(Collected data)
- - -

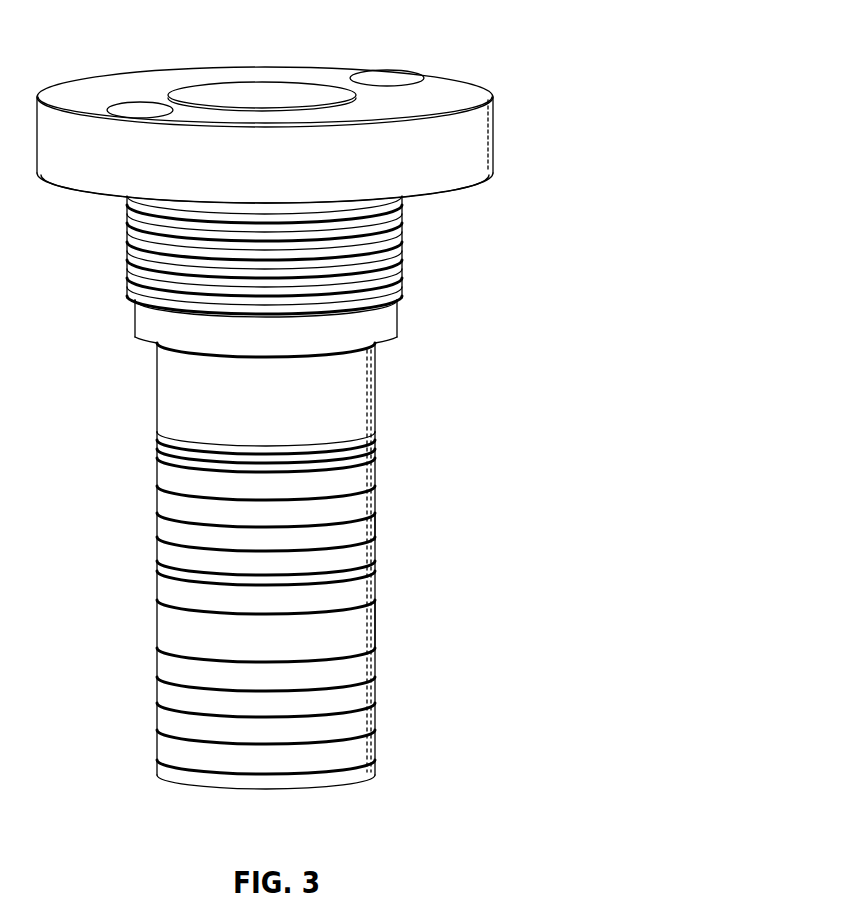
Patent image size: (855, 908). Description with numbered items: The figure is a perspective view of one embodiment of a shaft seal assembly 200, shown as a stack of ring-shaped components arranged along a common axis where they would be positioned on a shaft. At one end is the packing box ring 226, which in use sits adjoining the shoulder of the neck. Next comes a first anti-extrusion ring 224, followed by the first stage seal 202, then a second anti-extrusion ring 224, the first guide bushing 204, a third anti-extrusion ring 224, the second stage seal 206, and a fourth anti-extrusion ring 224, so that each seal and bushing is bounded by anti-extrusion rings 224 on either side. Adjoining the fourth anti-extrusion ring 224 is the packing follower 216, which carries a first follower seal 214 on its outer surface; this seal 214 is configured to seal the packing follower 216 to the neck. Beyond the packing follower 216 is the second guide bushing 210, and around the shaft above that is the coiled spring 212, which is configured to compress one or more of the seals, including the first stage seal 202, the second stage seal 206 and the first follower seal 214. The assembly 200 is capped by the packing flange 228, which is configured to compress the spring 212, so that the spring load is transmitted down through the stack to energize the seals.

The seal assembly 200 is at (493, 43).
The packing flange 228 is at (476, 148).
The spring 212 is at (397, 237).
The second guide bushing 210 is at (396, 326).
The packing follower 216 is at (360, 388).
The first follower seal 214 is at (375, 438).
The second stage seal 206 is at (368, 530).
The first guide bushing 204 is at (366, 614).
The first stage seal 202 is at (362, 702).
The anti-extrusion ring 224 is at (160, 482).
The packing box ring 226 is at (365, 773).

- - -

**TASK DIRECTIONS**
Retype the items above word for word, leaving out the pictures.

**PROBLEM SOLUTION**
Patent image size: (855, 908). Description with numbered items: The figure is a perspective view of one embodiment of a shaft seal assembly 200, shown as a stack of ring-shaped components arranged along a common axis where they would be positioned on a shaft. At one end is the packing box ring 226, which in use sits adjoining the shoulder of the neck. Next comes a first anti-extrusion ring 224, followed by the first stage seal 202, then a second anti-extrusion ring 224, the first guide bushing 204, a third anti-extrusion ring 224, the second stage seal 206, and a fourth anti-extrusion ring 224, so that each seal and bushing is bounded by anti-extrusion rings 224 on either side. Adjoining the fourth anti-extrusion ring 224 is the packing follower 216, which carries a first follower seal 214 on its outer surface; this seal 214 is configured to seal the packing follower 216 to the neck. Beyond the packing follower 216 is the second guide bushing 210, and around the shaft above that is the coiled spring 212, which is configured to compress one or more of the seals, including the first stage seal 202, the second stage seal 206 and the first follower seal 214. The assembly 200 is capped by the packing flange 228, which is configured to compress the spring 212, so that the spring load is transmitted down through the stack to energize the seals.

The seal assembly 200 is at (493, 43).
The packing flange 228 is at (476, 148).
The spring 212 is at (397, 237).
The second guide bushing 210 is at (396, 326).
The packing follower 216 is at (360, 388).
The first follower seal 214 is at (375, 438).
The second stage seal 206 is at (368, 530).
The first guide bushing 204 is at (366, 614).
The first stage seal 202 is at (362, 702).
The anti-extrusion ring 224 is at (160, 482).
The packing box ring 226 is at (365, 773).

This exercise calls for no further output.